Figure data in JSON:

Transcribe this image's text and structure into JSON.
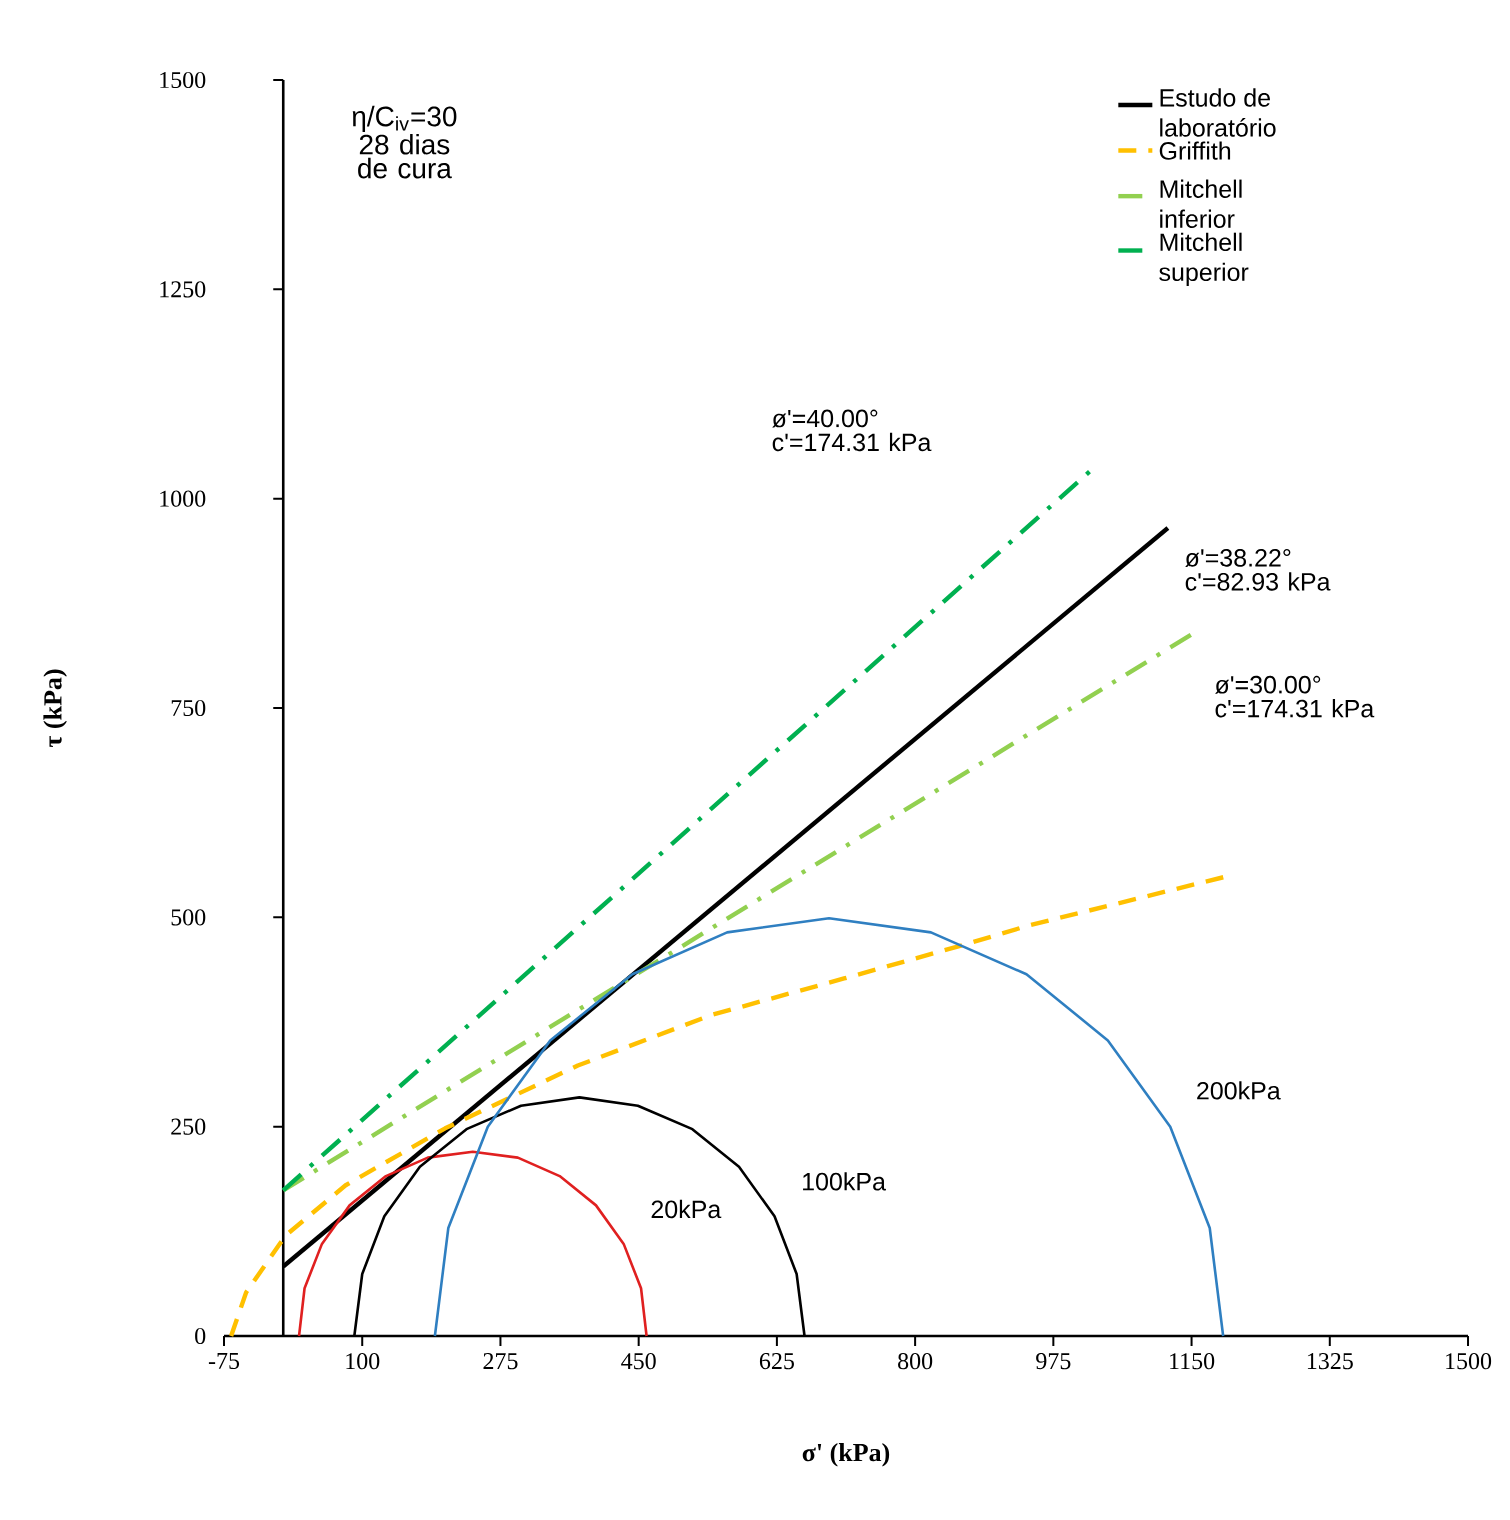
{
  "chart_data": {
    "type": "line",
    "xlabel": "σ' (kPa)",
    "ylabel": "τ (kPa)",
    "xlim": [
      -75,
      1500
    ],
    "ylim": [
      0,
      1500
    ],
    "xticks": [
      -75,
      100,
      275,
      450,
      625,
      800,
      975,
      1150,
      1325,
      1500
    ],
    "yticks": [
      0,
      250,
      500,
      750,
      1000,
      1250,
      1500
    ],
    "legend": "top right",
    "marker": "none",
    "series": [
      {
        "name": "Estudo de laboratório",
        "color": "#000000",
        "line_style": "solid",
        "x": [
          0,
          1120
        ],
        "values": [
          83,
          965
        ]
      },
      {
        "name": "Griffith",
        "color": "#ffc000",
        "line_style": "dashed",
        "x": [
          -66,
          -47,
          3,
          79,
          205,
          373,
          541,
          710,
          861,
          943,
          1195
        ],
        "values": [
          0,
          52,
          120,
          180,
          248,
          323,
          383,
          427,
          467,
          490,
          549
        ]
      },
      {
        "name": "Mitchell inferior",
        "color": "#92d050",
        "line_style": "dashdot",
        "x": [
          0,
          1159
        ],
        "values": [
          174,
          843
        ]
      },
      {
        "name": "Mitchell superior",
        "color": "#00b050",
        "line_style": "dashdot",
        "x": [
          0,
          1030
        ],
        "values": [
          174,
          1040
        ]
      },
      {
        "name": "20kPa",
        "color": "#e02020",
        "line_style": "solid",
        "x": [
          20,
          27,
          49,
          84,
          130,
          183,
          240,
          297,
          350,
          396,
          431,
          453,
          460
        ],
        "values": [
          0,
          57,
          110,
          156,
          191,
          213,
          220,
          213,
          191,
          156,
          110,
          57,
          0
        ]
      },
      {
        "name": "100kPa",
        "color": "#000000",
        "line_style": "solid",
        "x": [
          90,
          100,
          128,
          173,
          232,
          301,
          375,
          449,
          518,
          577,
          622,
          650,
          660
        ],
        "values": [
          0,
          74,
          143,
          202,
          247,
          275,
          285,
          275,
          247,
          202,
          143,
          74,
          0
        ]
      },
      {
        "name": "200kPa",
        "color": "#2f7fc1",
        "line_style": "solid",
        "x": [
          192,
          209,
          259,
          338,
          442,
          562,
          691,
          820,
          941,
          1044,
          1123,
          1173,
          1190
        ],
        "values": [
          0,
          129,
          250,
          353,
          432,
          482,
          499,
          482,
          432,
          353,
          250,
          129,
          0
        ]
      }
    ],
    "annotations": [
      "η/C$_{iv}$=30 28 dias de cura",
      "ø'=40.00° c'=174.31 kPa",
      "ø'=38.22° c'=82.93 kPa",
      "ø'=30.00° c'=174.31 kPa"
    ]
  }
}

__Set problem__: In how many lines of the data does the string "name" appear? Give only the number.

__Response for this exercise__: 7